>> Start Listed records

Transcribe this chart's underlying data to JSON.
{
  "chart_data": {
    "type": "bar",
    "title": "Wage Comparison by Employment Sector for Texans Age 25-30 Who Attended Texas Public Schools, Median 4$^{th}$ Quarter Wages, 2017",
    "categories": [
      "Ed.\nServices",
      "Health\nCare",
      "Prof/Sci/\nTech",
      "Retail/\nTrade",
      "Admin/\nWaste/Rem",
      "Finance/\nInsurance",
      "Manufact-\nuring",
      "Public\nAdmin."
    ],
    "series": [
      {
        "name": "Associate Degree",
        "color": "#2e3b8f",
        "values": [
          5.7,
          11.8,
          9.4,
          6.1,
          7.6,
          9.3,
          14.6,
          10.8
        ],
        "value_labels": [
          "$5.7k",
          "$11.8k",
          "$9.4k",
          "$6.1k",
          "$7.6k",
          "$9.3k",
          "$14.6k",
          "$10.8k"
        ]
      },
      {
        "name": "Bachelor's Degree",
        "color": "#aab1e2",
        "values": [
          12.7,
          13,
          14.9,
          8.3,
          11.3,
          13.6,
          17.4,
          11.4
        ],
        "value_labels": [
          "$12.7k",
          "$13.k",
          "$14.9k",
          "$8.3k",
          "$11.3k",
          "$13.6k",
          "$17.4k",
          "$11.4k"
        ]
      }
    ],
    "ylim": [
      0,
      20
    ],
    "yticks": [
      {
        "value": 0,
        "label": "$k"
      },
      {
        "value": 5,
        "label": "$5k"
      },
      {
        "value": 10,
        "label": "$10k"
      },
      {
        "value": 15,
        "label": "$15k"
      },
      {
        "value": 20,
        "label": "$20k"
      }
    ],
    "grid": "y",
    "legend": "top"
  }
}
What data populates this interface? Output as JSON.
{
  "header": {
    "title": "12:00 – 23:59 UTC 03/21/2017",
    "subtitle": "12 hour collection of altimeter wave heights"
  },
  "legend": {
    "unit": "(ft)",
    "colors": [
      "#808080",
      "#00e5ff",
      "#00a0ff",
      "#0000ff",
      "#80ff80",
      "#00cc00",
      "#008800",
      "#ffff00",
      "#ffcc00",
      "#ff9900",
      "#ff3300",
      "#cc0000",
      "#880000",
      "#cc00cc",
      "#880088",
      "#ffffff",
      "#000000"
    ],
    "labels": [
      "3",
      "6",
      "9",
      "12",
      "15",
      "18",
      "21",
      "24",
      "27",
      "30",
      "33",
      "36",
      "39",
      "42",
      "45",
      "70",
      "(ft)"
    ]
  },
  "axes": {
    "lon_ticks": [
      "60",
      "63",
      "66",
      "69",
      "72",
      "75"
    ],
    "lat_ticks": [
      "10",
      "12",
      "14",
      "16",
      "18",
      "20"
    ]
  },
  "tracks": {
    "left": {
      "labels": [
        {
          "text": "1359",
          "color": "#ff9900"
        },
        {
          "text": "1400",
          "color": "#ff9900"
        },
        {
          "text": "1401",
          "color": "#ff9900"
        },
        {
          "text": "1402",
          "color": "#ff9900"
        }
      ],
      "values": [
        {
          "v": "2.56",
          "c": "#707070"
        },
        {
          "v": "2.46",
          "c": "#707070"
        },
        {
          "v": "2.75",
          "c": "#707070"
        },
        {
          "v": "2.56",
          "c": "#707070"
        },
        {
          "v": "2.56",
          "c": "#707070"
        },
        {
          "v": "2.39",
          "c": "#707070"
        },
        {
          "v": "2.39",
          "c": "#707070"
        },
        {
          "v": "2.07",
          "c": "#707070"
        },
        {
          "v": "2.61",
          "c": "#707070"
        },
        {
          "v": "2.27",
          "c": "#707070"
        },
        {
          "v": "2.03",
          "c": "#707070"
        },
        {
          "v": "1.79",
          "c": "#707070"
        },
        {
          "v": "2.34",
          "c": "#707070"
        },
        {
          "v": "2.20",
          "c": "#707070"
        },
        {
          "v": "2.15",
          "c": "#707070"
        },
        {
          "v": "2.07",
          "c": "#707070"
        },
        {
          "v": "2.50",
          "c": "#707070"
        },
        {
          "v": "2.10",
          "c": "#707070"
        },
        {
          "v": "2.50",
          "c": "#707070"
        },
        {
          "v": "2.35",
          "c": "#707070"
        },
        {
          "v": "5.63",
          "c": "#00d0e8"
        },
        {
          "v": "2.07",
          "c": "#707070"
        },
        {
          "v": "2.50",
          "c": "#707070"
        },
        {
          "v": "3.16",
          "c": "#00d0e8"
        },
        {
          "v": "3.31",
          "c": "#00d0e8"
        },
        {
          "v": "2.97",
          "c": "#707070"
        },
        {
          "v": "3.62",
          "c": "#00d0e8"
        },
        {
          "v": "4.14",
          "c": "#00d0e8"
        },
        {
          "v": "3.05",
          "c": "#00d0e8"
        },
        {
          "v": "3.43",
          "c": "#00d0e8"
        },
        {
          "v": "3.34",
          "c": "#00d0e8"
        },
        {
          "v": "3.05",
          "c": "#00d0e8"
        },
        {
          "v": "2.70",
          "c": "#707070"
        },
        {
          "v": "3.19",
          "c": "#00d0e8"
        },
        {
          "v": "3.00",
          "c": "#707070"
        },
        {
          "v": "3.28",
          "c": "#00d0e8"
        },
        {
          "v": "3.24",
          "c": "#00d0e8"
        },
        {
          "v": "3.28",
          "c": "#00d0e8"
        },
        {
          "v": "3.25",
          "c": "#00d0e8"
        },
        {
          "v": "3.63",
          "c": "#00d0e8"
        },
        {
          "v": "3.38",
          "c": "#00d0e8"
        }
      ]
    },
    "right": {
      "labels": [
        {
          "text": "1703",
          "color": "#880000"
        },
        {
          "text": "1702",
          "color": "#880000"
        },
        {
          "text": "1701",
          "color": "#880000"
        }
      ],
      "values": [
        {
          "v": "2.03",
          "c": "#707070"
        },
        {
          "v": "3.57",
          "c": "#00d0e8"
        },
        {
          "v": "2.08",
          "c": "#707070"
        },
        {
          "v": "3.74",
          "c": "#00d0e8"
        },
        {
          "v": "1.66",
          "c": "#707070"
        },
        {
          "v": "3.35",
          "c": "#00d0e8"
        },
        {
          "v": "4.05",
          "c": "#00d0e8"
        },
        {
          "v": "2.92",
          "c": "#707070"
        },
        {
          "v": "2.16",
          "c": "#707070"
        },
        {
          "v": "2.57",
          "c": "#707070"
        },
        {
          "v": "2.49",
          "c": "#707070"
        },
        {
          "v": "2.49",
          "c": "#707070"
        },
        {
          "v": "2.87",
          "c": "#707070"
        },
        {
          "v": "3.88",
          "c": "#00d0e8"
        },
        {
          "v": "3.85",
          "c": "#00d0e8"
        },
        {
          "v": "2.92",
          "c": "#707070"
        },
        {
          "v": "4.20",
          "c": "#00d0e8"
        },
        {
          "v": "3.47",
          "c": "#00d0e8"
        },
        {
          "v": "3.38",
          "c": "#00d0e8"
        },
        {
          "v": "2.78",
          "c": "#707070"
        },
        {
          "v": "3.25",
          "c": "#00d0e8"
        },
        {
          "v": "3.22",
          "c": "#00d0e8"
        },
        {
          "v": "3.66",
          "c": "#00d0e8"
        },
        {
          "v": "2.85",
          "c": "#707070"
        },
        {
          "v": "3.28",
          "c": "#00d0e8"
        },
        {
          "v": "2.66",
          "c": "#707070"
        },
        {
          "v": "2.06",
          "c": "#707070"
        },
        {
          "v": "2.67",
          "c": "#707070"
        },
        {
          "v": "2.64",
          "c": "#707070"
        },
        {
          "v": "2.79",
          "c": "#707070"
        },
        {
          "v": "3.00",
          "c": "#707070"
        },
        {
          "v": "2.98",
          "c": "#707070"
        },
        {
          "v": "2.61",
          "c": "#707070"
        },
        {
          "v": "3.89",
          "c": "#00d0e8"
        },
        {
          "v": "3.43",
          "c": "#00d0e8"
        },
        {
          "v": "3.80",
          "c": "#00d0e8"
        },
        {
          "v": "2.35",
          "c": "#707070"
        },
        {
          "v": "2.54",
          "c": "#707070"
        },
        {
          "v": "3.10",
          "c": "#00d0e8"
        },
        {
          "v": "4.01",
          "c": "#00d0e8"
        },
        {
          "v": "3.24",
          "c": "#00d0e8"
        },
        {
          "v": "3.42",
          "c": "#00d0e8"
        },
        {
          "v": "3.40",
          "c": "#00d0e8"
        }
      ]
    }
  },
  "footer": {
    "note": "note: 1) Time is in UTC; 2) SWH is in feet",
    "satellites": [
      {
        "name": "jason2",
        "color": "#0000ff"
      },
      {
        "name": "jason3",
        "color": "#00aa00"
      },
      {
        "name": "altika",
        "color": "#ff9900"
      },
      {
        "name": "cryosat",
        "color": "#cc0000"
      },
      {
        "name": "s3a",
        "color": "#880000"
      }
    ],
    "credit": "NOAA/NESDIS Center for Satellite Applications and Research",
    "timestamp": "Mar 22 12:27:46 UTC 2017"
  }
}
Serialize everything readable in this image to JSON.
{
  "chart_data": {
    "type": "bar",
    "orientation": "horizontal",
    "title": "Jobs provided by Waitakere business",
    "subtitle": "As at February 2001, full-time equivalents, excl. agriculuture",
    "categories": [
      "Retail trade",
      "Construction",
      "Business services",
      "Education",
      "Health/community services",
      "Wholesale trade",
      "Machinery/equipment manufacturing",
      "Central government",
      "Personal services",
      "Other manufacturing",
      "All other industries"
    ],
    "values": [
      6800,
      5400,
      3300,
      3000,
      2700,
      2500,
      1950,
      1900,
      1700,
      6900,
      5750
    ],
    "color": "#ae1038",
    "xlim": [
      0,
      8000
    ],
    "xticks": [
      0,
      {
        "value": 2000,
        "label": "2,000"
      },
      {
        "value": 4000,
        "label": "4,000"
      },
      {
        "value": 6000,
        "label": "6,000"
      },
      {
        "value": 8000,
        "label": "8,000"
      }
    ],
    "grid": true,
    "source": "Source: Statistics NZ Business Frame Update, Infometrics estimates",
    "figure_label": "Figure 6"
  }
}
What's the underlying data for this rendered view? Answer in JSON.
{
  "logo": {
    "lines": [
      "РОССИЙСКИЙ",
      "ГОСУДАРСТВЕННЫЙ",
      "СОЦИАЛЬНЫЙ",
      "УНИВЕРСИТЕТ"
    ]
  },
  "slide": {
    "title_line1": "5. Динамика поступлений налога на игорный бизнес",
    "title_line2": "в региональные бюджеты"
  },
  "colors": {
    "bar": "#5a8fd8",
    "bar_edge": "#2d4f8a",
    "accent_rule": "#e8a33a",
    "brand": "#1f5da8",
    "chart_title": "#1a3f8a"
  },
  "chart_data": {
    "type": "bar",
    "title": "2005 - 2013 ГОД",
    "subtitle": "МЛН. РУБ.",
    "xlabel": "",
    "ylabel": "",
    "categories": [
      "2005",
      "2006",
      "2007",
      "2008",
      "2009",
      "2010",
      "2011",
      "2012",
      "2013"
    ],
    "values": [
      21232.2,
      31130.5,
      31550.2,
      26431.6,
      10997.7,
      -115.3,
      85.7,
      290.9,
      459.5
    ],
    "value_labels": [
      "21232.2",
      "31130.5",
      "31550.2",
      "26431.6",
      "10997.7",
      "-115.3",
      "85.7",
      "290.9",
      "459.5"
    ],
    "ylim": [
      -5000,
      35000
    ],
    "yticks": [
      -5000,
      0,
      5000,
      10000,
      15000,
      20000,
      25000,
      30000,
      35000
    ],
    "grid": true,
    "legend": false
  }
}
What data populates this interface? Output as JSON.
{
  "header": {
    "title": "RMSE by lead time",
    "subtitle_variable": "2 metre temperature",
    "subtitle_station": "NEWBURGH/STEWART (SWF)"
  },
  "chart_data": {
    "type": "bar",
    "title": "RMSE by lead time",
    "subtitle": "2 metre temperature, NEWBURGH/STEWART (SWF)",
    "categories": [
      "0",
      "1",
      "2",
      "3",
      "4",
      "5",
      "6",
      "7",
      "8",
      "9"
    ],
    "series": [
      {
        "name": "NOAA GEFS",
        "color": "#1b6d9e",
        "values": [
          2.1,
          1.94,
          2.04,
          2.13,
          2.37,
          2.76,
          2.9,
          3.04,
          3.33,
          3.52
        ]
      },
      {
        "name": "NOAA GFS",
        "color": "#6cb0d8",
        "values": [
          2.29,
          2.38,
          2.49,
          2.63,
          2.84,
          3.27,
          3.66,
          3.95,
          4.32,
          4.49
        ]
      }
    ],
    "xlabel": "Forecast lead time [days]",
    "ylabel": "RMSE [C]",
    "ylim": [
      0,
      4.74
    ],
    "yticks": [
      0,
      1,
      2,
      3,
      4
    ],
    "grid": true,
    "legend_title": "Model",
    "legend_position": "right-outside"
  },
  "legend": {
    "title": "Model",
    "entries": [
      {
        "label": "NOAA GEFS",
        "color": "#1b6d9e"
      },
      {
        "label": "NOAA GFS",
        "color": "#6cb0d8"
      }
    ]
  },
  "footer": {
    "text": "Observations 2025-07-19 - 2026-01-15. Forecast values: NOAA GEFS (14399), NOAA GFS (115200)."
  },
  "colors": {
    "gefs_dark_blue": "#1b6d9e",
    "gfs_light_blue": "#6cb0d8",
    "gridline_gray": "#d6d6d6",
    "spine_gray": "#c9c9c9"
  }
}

>> End Listed records

Go through the listing above line by line and say how many lines hold the word "name". Reply with that number only.

In response: 9